STORED ROWS:
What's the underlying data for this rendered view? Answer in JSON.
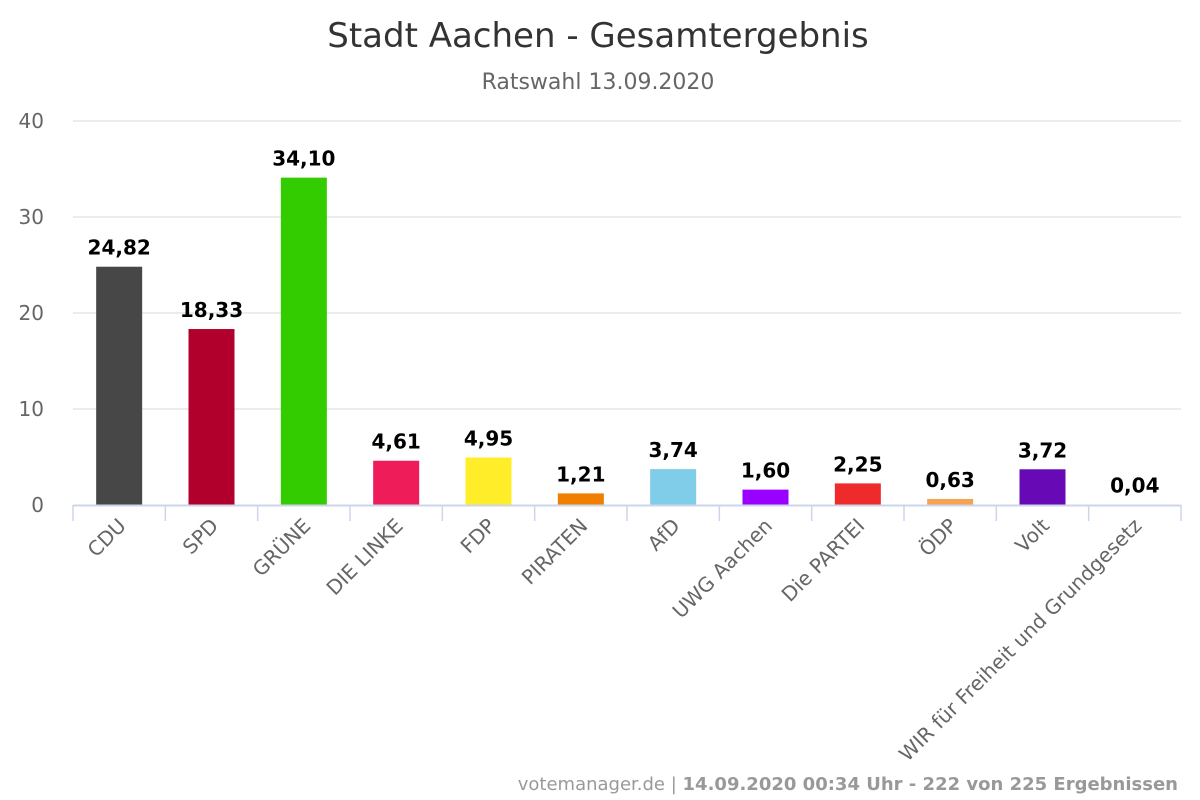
{
  "chart_data": {
    "type": "bar",
    "title": "Stadt Aachen - Gesamtergebnis",
    "subtitle": "Ratswahl 13.09.2020",
    "categories": [
      "CDU",
      "SPD",
      "GRÜNE",
      "DIE LINKE",
      "FDP",
      "PIRATEN",
      "AfD",
      "UWG Aachen",
      "Die PARTEI",
      "ÖDP",
      "Volt",
      "WIR für Freiheit und Grundgesetz"
    ],
    "values": [
      24.82,
      18.33,
      34.1,
      4.61,
      4.95,
      1.21,
      3.74,
      1.6,
      2.25,
      0.63,
      3.72,
      0.04
    ],
    "value_labels": [
      "24,82",
      "18,33",
      "34,10",
      "4,61",
      "4,95",
      "1,21",
      "3,74",
      "1,60",
      "2,25",
      "0,63",
      "3,72",
      "0,04"
    ],
    "colors": [
      "#474747",
      "#b2002d",
      "#33cc00",
      "#ee1d5a",
      "#ffed29",
      "#f07e00",
      "#80cde9",
      "#9900ff",
      "#ee2a2a",
      "#f5a352",
      "#6709b4",
      "#dddddd"
    ],
    "yticks": [
      "0",
      "10",
      "20",
      "30",
      "40"
    ],
    "ylim": [
      0,
      40
    ],
    "grid": true,
    "legend": false
  },
  "credit": {
    "source": "votemanager.de",
    "separator": " | ",
    "status": "14.09.2020 00:34 Uhr - 222 von 225 Ergebnissen"
  }
}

WHAT THE EXERCISE ASKS: Copy every line above word for word and exclude the pictures.

OUTPUT FOR THIS EXERCISE:
What's the underlying data for this rendered view? Answer in JSON.
{
  "chart_data": {
    "type": "bar",
    "title": "Stadt Aachen - Gesamtergebnis",
    "subtitle": "Ratswahl 13.09.2020",
    "categories": [
      "CDU",
      "SPD",
      "GRÜNE",
      "DIE LINKE",
      "FDP",
      "PIRATEN",
      "AfD",
      "UWG Aachen",
      "Die PARTEI",
      "ÖDP",
      "Volt",
      "WIR für Freiheit und Grundgesetz"
    ],
    "values": [
      24.82,
      18.33,
      34.1,
      4.61,
      4.95,
      1.21,
      3.74,
      1.6,
      2.25,
      0.63,
      3.72,
      0.04
    ],
    "value_labels": [
      "24,82",
      "18,33",
      "34,10",
      "4,61",
      "4,95",
      "1,21",
      "3,74",
      "1,60",
      "2,25",
      "0,63",
      "3,72",
      "0,04"
    ],
    "colors": [
      "#474747",
      "#b2002d",
      "#33cc00",
      "#ee1d5a",
      "#ffed29",
      "#f07e00",
      "#80cde9",
      "#9900ff",
      "#ee2a2a",
      "#f5a352",
      "#6709b4",
      "#dddddd"
    ],
    "yticks": [
      "0",
      "10",
      "20",
      "30",
      "40"
    ],
    "ylim": [
      0,
      40
    ],
    "grid": true,
    "legend": false
  },
  "credit": {
    "source": "votemanager.de",
    "separator": " | ",
    "status": "14.09.2020 00:34 Uhr - 222 von 225 Ergebnissen"
  }
}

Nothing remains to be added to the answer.